**Extracted text:**
§
Thursday, January 17, 2019

Meanwhile, The World Goes On

A funeral for a mouse - my niece and nephews and Abby in 2012 
The American poet, Mary Oliver, died today.
She was 83. And she lived a remarkable life as a poet.
I'm not going to say I'm devastated or heartbroken by her death; I didn't know her personally. Her poetry, however, meant a great deal to me, as it did to thousands of others, and that is how she lives on. What a legacy she has left us.
I quote her in two separate essays in my Field Notes book. The opening to the essay, "Funeral For a Mouse," pays tribute:

There are very few lines from Mary Oliver's poetry that don't make me gasp. An American poet in her eighties, who is, as I write this sentence [in 2016], living and publishing, Mary Oliver astounds poetry lovers -- and makes people love poetry -- because she writes simply and profoundly about the natural world...
§
[Element region listings]
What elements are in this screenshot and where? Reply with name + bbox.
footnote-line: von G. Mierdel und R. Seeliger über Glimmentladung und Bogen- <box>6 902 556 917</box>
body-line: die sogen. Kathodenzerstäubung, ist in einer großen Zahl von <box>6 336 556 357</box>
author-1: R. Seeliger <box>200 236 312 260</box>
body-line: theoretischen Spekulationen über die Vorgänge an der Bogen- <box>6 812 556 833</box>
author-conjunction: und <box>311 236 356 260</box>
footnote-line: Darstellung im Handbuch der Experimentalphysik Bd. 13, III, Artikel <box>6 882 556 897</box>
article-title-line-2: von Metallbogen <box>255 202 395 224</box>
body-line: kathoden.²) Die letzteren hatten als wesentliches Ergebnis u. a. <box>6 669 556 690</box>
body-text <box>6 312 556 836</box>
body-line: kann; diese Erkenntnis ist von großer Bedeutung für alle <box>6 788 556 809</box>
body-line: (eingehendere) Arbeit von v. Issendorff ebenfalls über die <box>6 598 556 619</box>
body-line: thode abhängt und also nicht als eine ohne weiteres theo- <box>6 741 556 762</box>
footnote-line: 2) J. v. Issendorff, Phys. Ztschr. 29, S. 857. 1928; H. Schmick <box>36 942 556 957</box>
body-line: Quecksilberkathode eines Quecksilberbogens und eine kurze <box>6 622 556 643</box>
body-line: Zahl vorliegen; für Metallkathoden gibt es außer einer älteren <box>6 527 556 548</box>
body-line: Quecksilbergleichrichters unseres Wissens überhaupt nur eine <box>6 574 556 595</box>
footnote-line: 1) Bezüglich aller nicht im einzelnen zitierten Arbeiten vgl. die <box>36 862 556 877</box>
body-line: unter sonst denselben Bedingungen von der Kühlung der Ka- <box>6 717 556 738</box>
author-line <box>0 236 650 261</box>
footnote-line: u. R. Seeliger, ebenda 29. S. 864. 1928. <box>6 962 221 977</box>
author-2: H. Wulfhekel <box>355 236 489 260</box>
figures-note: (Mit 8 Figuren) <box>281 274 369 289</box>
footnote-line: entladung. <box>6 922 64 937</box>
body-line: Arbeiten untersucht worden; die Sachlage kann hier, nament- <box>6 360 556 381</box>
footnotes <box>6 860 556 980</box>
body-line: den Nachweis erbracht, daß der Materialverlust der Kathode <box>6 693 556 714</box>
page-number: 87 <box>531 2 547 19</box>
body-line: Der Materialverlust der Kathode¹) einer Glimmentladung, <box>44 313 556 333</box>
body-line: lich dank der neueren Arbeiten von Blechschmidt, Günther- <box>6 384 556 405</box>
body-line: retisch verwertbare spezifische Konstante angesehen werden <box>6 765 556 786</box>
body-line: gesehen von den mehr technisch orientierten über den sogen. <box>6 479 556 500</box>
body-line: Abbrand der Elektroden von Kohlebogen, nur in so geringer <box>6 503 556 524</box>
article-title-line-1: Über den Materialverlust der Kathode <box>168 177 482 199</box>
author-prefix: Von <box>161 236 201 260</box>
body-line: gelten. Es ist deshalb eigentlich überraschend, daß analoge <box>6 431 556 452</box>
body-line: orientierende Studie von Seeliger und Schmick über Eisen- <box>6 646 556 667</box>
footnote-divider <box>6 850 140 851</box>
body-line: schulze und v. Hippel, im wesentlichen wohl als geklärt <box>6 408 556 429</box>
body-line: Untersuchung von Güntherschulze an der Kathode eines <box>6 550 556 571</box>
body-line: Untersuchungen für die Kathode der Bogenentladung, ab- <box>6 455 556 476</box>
§
**Problems and tasks:**
1. Answer these questions about the post about Mary Oliver:
(a) How old was Mary Oliver when she died?
(b) What is the title of the essay whose opening is quoted?
(c) What year is given in brackets in the quoted passage?
2. Output the rows exactly, starting with their first line and going on through the line with "author-conjunction: und <box>311", including that line.
The post about Mary Oliver and the rows are unrelated material.

**Task responses:**
1.
(a) 83
(b) "Funeral For a Mouse"
(c) 2016

2.
What elements are in this screenshot and where? Reply with name + bbox.
footnote-line: von G. Mierdel und R. Seeliger über Glimmentladung und Bogen- <box>6 902 556 917</box>
body-line: die sogen. Kathodenzerstäubung, ist in einer großen Zahl von <box>6 336 556 357</box>
author-1: R. Seeliger <box>200 236 312 260</box>
body-line: theoretischen Spekulationen über die Vorgänge an der Bogen- <box>6 812 556 833</box>
author-conjunction: und <box>311 236 356 260</box>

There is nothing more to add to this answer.